[begin Given records]

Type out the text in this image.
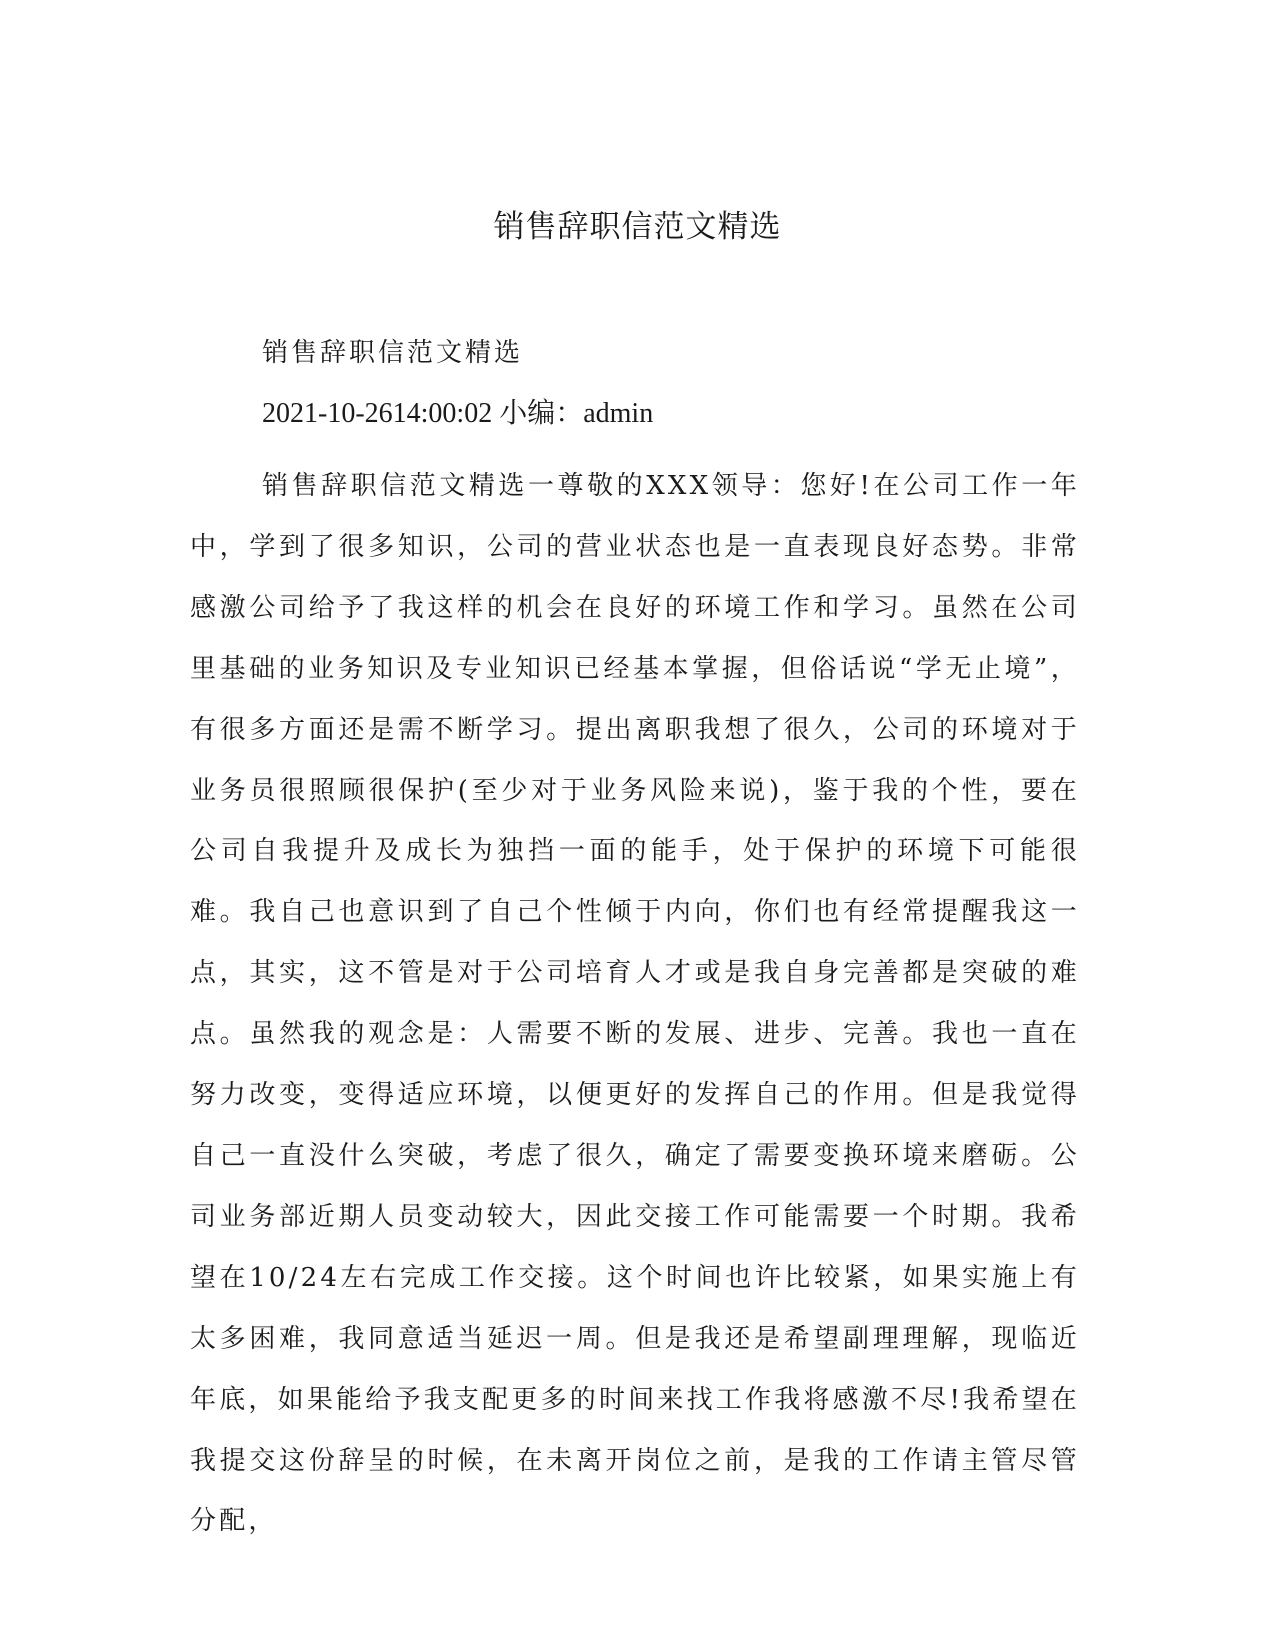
销售辞职信范文精选

销售辞职信范文精选

2021-10-2614:00:02 小编：admin

销售辞职信范文精选一尊敬的XXX领导：您好!在公司工作一年中，学到了很多知识，公司的营业状态也是一直表现良好态势。非常感激公司给予了我这样的机会在良好的环境工作和学习。虽然在公司里基础的业务知识及专业知识已经基本掌握，但俗话说“学无止境”，有很多方面还是需不断学习。提出离职我想了很久，公司的环境对于业务员很照顾很保护(至少对于业务风险来说)，鉴于我的个性，要在公司自我提升及成长为独挡一面的能手，处于保护的环境下可能很难。我自己也意识到了自己个性倾于内向，你们也有经常提醒我这一点，其实，这不管是对于公司培育人才或是我自身完善都是突破的难点。虽然我的观念是：人需要不断的发展、进步、完善。我也一直在努力改变，变得适应环境，以便更好的发挥自己的作用。但是我觉得自己一直没什么突破，考虑了很久，确定了需要变换环境来磨砺。公司业务部近期人员变动较大，因此交接工作可能需要一个时期。我希望在10/24左右完成工作交接。这个时间也许比较紧，如果实施上有太多困难，我同意适当延迟一周。但是我还是希望副理理解，现临近年底，如果能给予我支配更多的时间来找工作我将感激不尽!我希望在我提交这份辞呈的时候，在未离开岗位之前，是我的工作请主管尽管分配，
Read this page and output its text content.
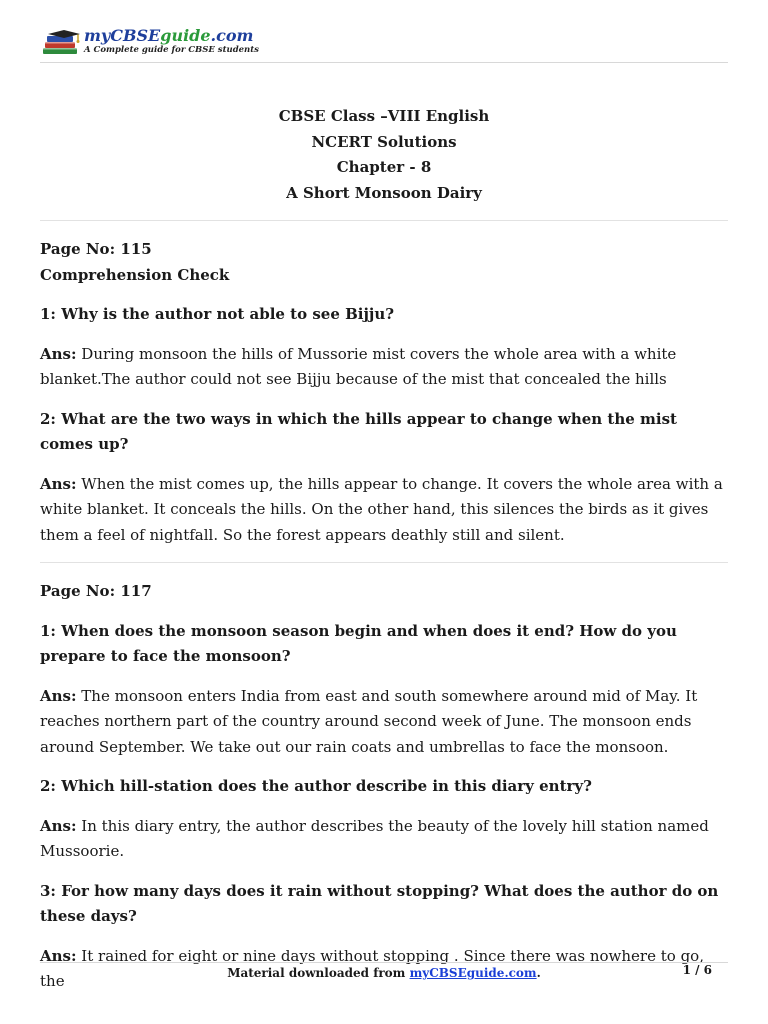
myCBSEguide.com

A Complete guide for CBSE students

CBSE Class –VIII English
NCERT Solutions
Chapter - 8
A Short Monsoon Dairy
Page No: 115

Comprehension Check

1: Why is the author not able to see Bijju?

Ans: During monsoon the hills of Mussorie mist covers the whole area with a white blanket.The author could not see Bijju because of the mist that concealed the hills

2: What are the two ways in which the hills appear to change when the mist comes up?

Ans: When the mist comes up, the hills appear to change. It covers the whole area with a white blanket. It conceals the hills. On the other hand, this silences the birds as it gives them a feel of nightfall. So the forest appears deathly still and silent.

Page No: 117

1: When does the monsoon season begin and when does it end? How do you prepare to face the monsoon?

Ans: The monsoon enters India from east and south somewhere around mid of May. It reaches northern part of the country around second week of June. The monsoon ends around September. We take out our rain coats and umbrellas to face the monsoon.

2: Which hill-station does the author describe in this diary entry?

Ans: In this diary entry, the author describes the beauty of the lovely hill station named Mussoorie.

3: For how many days does it rain without stopping? What does the author do on these days?

Ans: It rained for eight or nine days without stopping . Since there was nowhere to go, the	Material downloaded from myCBSEguide.com.	1 / 6
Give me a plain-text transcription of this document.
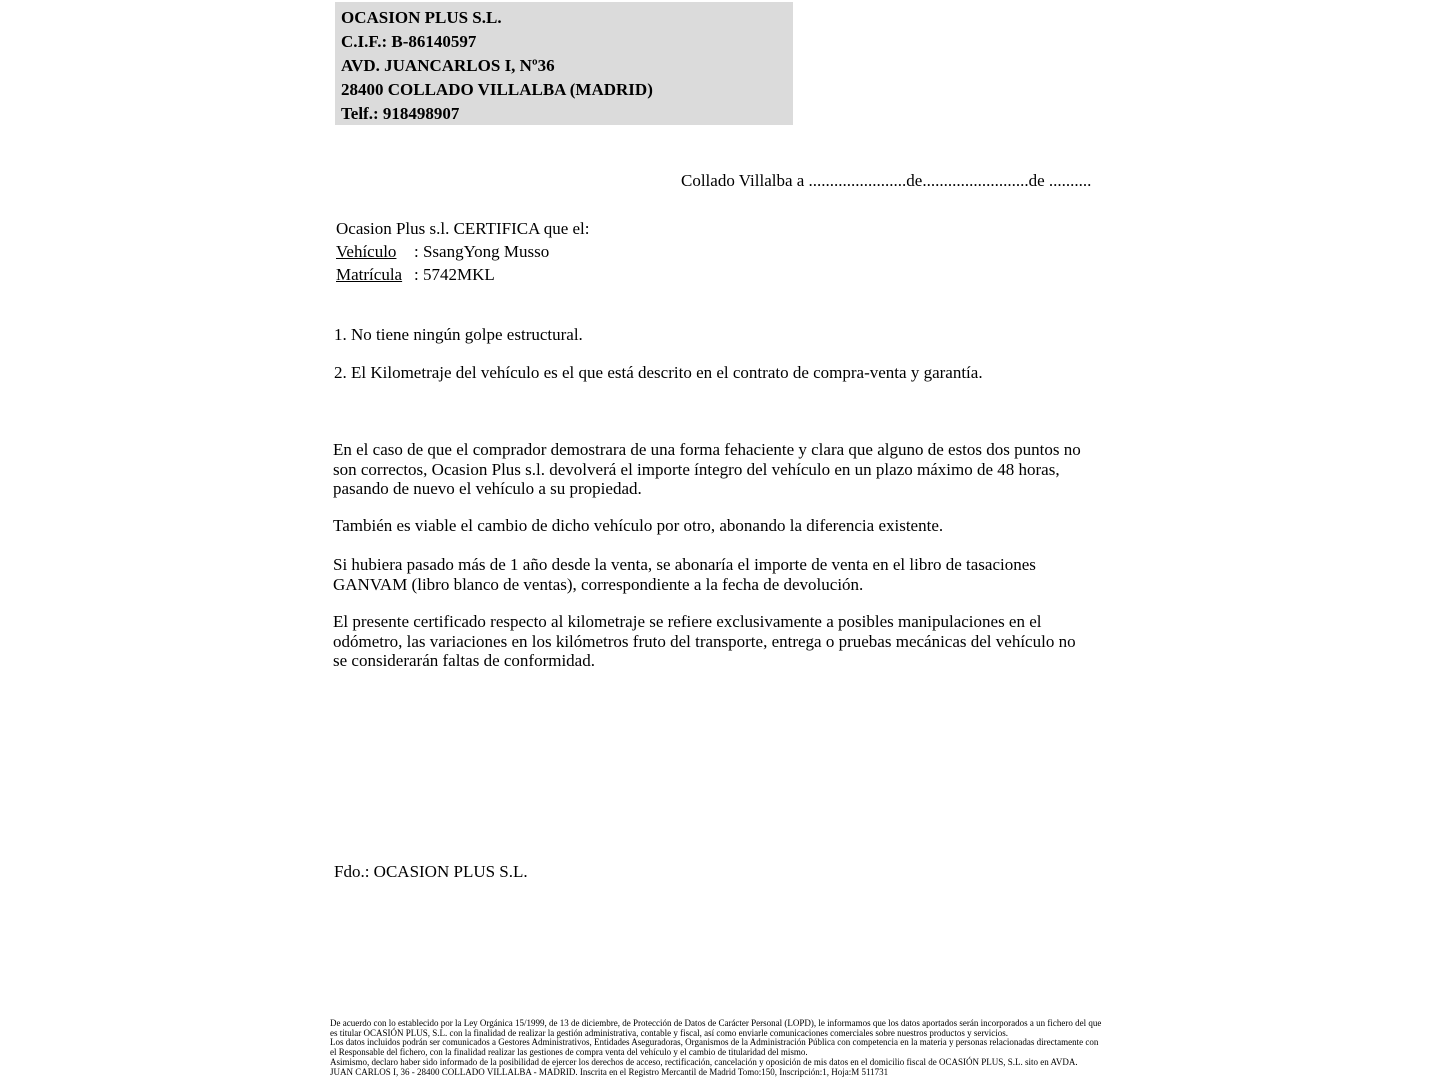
OCASION PLUS S.L.
C.I.F.: B-86140597
AVD. JUANCARLOS I, Nº36
28400 COLLADO VILLALBA (MADRID)
Telf.: 918498907
Collado Villalba a .......................de.........................de ..........
Ocasion Plus s.l. CERTIFICA que el:
Vehículo	: SsangYong Musso
Matrícula : 5742MKL
1. No tiene ningún golpe estructural.
2. El Kilometraje del vehículo es el que está descrito en el contrato de compra-venta y garantía.
En el caso de que el comprador demostrara de una forma fehaciente y clara que alguno de estos dos puntos no son correctos, Ocasion Plus s.l. devolverá el importe íntegro del vehículo en un plazo máximo de 48 horas, pasando de nuevo el vehículo a su propiedad.
También es viable el cambio de dicho vehículo por otro, abonando la diferencia existente.
Si hubiera pasado más de 1 año desde la venta, se abonaría el importe de venta en el libro de tasaciones GANVAM (libro blanco de ventas), correspondiente a la fecha de devolución.
El presente certificado respecto al kilometraje se refiere exclusivamente a posibles manipulaciones en el odómetro, las variaciones en los kilómetros fruto del transporte, entrega o pruebas mecánicas del vehículo no se considerarán faltas de conformidad.
Fdo.: OCASION PLUS S.L.

De acuerdo con lo establecido por la Ley Orgánica 15/1999, de 13 de diciembre, de Protección de Datos de Carácter Personal (LOPD), le informamos que los datos aportados serán incorporados a un fichero del que es titular OCASIÓN PLUS, S.L. con la finalidad de realizar la gestión administrativa, contable y fiscal, así como enviarle comunicaciones comerciales sobre nuestros productos y servicios.

Los datos incluidos podrán ser comunicados a Gestores Administrativos, Entidades Aseguradoras, Organismos de la Administración Pública con competencia en la materia y personas relacionadas directamente con el Responsable del fichero, con la finalidad realizar las gestiones de compra venta del vehículo y el cambio de titularidad del mismo.

Asimismo, declaro haber sido informado de la posibilidad de ejercer los derechos de acceso, rectificación, cancelación y oposición de mis datos en el domicilio fiscal de OCASIÓN PLUS, S.L. sito en AVDA. JUAN CARLOS I, 36 - 28400 COLLADO VILLALBA - MADRID. Inscrita en el Registro Mercantil de Madrid Tomo:150, Inscripción:1, Hoja:M 511731
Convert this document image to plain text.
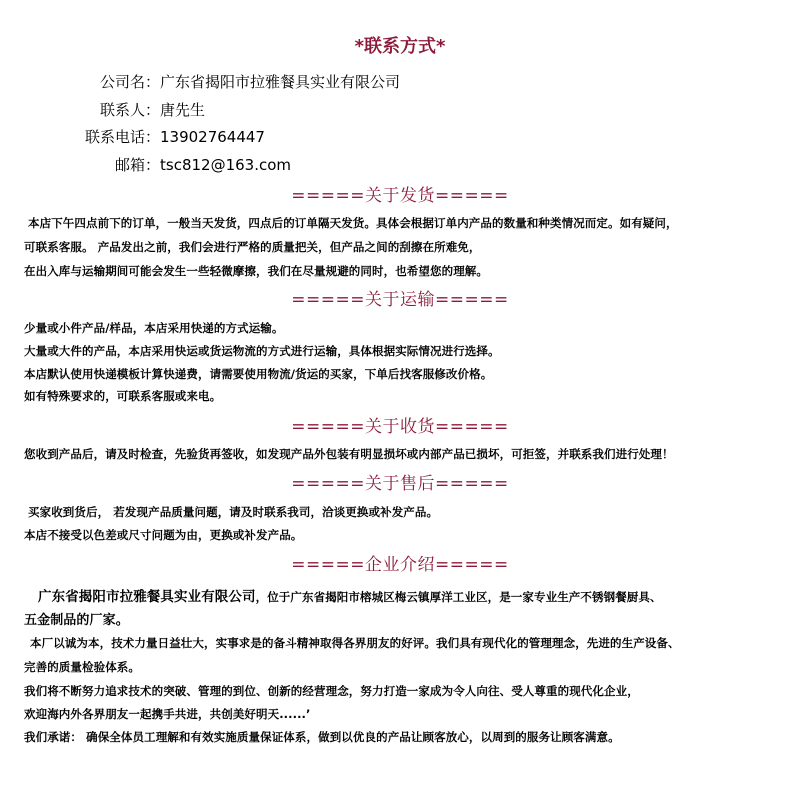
*联系方式*
公司名：广东省揭阳市拉雅餐具实业有限公司
联系人：唐先生
联系电话：13902764447
邮箱：tsc812@163.com
=====关于发货=====
本店下午四点前下的订单，一般当天发货，四点后的订单隔天发货。具体会根据订单内产品的数量和种类情况而定。如有疑问，
可联系客服。 产品发出之前，我们会进行严格的质量把关，但产品之间的刮擦在所难免，
在出入库与运输期间可能会发生一些轻微摩擦，我们在尽量规避的同时，也希望您的理解。
=====关于运输=====
少量或小件产品/样品，本店采用快递的方式运输。
大量或大件的产品，本店采用快运或货运物流的方式进行运输，具体根据实际情况进行选择。
本店默认使用快递模板计算快递费，请需要使用物流/货运的买家，下单后找客服修改价格。
如有特殊要求的，可联系客服或来电。
=====关于收货=====
您收到产品后，请及时检查，先验货再签收，如发现产品外包装有明显损坏或内部产品已损坏，可拒签，并联系我们进行处理！
=====关于售后=====
买家收到货后， 若发现产品质量问题，请及时联系我司，洽谈更换或补发产品。
本店不接受以色差或尺寸问题为由，更换或补发产品。
=====企业介绍=====
广东省揭阳市拉雅餐具实业有限公司，位于广东省揭阳市榕城区梅云镇厚洋工业区，是一家专业生产不锈钢餐厨具、
五金制品的厂家。
本厂以诚为本，技术力量日益壮大，实事求是的备斗精神取得各界朋友的好评。我们具有现代化的管理理念，先进的生产设备、
完善的质量检验体系。
我们将不断努力追求技术的突破、管理的到位、创新的经营理念，努力打造一家成为令人向往、受人尊重的现代化企业，
欢迎海内外各界朋友一起携手共进，共创美好明天......’
我们承诺： 确保全体员工理解和有效实施质量保证体系，做到以优良的产品让顾客放心，以周到的服务让顾客满意。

[end Given records]

**Direction**
Skip the images and write out the rest of the listing exactly.

**Worked answer**
Type out the text in this image.
销售辞职信范文精选

销售辞职信范文精选

2021-10-2614:00:02 小编：admin

销售辞职信范文精选一尊敬的XXX领导：您好!在公司工作一年中，学到了很多知识，公司的营业状态也是一直表现良好态势。非常感激公司给予了我这样的机会在良好的环境工作和学习。虽然在公司里基础的业务知识及专业知识已经基本掌握，但俗话说“学无止境”，有很多方面还是需不断学习。提出离职我想了很久，公司的环境对于业务员很照顾很保护(至少对于业务风险来说)，鉴于我的个性，要在公司自我提升及成长为独挡一面的能手，处于保护的环境下可能很难。我自己也意识到了自己个性倾于内向，你们也有经常提醒我这一点，其实，这不管是对于公司培育人才或是我自身完善都是突破的难点。虽然我的观念是：人需要不断的发展、进步、完善。我也一直在努力改变，变得适应环境，以便更好的发挥自己的作用。但是我觉得自己一直没什么突破，考虑了很久，确定了需要变换环境来磨砺。公司业务部近期人员变动较大，因此交接工作可能需要一个时期。我希望在10/24左右完成工作交接。这个时间也许比较紧，如果实施上有太多困难，我同意适当延迟一周。但是我还是希望副理理解，现临近年底，如果能给予我支配更多的时间来找工作我将感激不尽!我希望在我提交这份辞呈的时候，在未离开岗位之前，是我的工作请主管尽管分配，
Read this page and output its text content.
myCBSEguide.com

A Complete guide for CBSE students

CBSE Class –VIII English
NCERT Solutions
Chapter - 8
A Short Monsoon Dairy
Page No: 115

Comprehension Check

1: Why is the author not able to see Bijju?

Ans: During monsoon the hills of Mussorie mist covers the whole area with a white blanket.The author could not see Bijju because of the mist that concealed the hills

2: What are the two ways in which the hills appear to change when the mist comes up?

Ans: When the mist comes up, the hills appear to change. It covers the whole area with a white blanket. It conceals the hills. On the other hand, this silences the birds as it gives them a feel of nightfall. So the forest appears deathly still and silent.

Page No: 117

1: When does the monsoon season begin and when does it end? How do you prepare to face the monsoon?

Ans: The monsoon enters India from east and south somewhere around mid of May. It reaches northern part of the country around second week of June. The monsoon ends around September. We take out our rain coats and umbrellas to face the monsoon.

2: Which hill-station does the author describe in this diary entry?

Ans: In this diary entry, the author describes the beauty of the lovely hill station named Mussoorie.

3: For how many days does it rain without stopping? What does the author do on these days?

Ans: It rained for eight or nine days without stopping . Since there was nowhere to go, the	Material downloaded from myCBSEguide.com.	1 / 6
Give me a plain-text transcription of this document.
OCASION PLUS S.L.
C.I.F.: B-86140597
AVD. JUANCARLOS I, Nº36
28400 COLLADO VILLALBA (MADRID)
Telf.: 918498907
Collado Villalba a .......................de.........................de ..........
Ocasion Plus s.l. CERTIFICA que el:
Vehículo	: SsangYong Musso
Matrícula : 5742MKL
1. No tiene ningún golpe estructural.
2. El Kilometraje del vehículo es el que está descrito en el contrato de compra-venta y garantía.
En el caso de que el comprador demostrara de una forma fehaciente y clara que alguno de estos dos puntos no son correctos, Ocasion Plus s.l. devolverá el importe íntegro del vehículo en un plazo máximo de 48 horas, pasando de nuevo el vehículo a su propiedad.
También es viable el cambio de dicho vehículo por otro, abonando la diferencia existente.
Si hubiera pasado más de 1 año desde la venta, se abonaría el importe de venta en el libro de tasaciones GANVAM (libro blanco de ventas), correspondiente a la fecha de devolución.
El presente certificado respecto al kilometraje se refiere exclusivamente a posibles manipulaciones en el odómetro, las variaciones en los kilómetros fruto del transporte, entrega o pruebas mecánicas del vehículo no se considerarán faltas de conformidad.
Fdo.: OCASION PLUS S.L.

De acuerdo con lo establecido por la Ley Orgánica 15/1999, de 13 de diciembre, de Protección de Datos de Carácter Personal (LOPD), le informamos que los datos aportados serán incorporados a un fichero del que es titular OCASIÓN PLUS, S.L. con la finalidad de realizar la gestión administrativa, contable y fiscal, así como enviarle comunicaciones comerciales sobre nuestros productos y servicios.

Los datos incluidos podrán ser comunicados a Gestores Administrativos, Entidades Aseguradoras, Organismos de la Administración Pública con competencia en la materia y personas relacionadas directamente con el Responsable del fichero, con la finalidad realizar las gestiones de compra venta del vehículo y el cambio de titularidad del mismo.

Asimismo, declaro haber sido informado de la posibilidad de ejercer los derechos de acceso, rectificación, cancelación y oposición de mis datos en el domicilio fiscal de OCASIÓN PLUS, S.L. sito en AVDA. JUAN CARLOS I, 36 - 28400 COLLADO VILLALBA - MADRID. Inscrita en el Registro Mercantil de Madrid Tomo:150, Inscripción:1, Hoja:M 511731
Convert this document image to plain text.
*联系方式*
公司名：广东省揭阳市拉雅餐具实业有限公司
联系人：唐先生
联系电话：13902764447
邮箱：tsc812@163.com
=====关于发货=====
本店下午四点前下的订单，一般当天发货，四点后的订单隔天发货。具体会根据订单内产品的数量和种类情况而定。如有疑问，
可联系客服。 产品发出之前，我们会进行严格的质量把关，但产品之间的刮擦在所难免，
在出入库与运输期间可能会发生一些轻微摩擦，我们在尽量规避的同时，也希望您的理解。
=====关于运输=====
少量或小件产品/样品，本店采用快递的方式运输。
大量或大件的产品，本店采用快运或货运物流的方式进行运输，具体根据实际情况进行选择。
本店默认使用快递模板计算快递费，请需要使用物流/货运的买家，下单后找客服修改价格。
如有特殊要求的，可联系客服或来电。
=====关于收货=====
您收到产品后，请及时检查，先验货再签收，如发现产品外包装有明显损坏或内部产品已损坏，可拒签，并联系我们进行处理！
=====关于售后=====
买家收到货后， 若发现产品质量问题，请及时联系我司，洽谈更换或补发产品。
本店不接受以色差或尺寸问题为由，更换或补发产品。
=====企业介绍=====
广东省揭阳市拉雅餐具实业有限公司，位于广东省揭阳市榕城区梅云镇厚洋工业区，是一家专业生产不锈钢餐厨具、
五金制品的厂家。
本厂以诚为本，技术力量日益壮大，实事求是的备斗精神取得各界朋友的好评。我们具有现代化的管理理念，先进的生产设备、
完善的质量检验体系。
我们将不断努力追求技术的突破、管理的到位、创新的经营理念，努力打造一家成为令人向往、受人尊重的现代化企业，
欢迎海内外各界朋友一起携手共进，共创美好明天......’
我们承诺： 确保全体员工理解和有效实施质量保证体系，做到以优良的产品让顾客放心，以周到的服务让顾客满意。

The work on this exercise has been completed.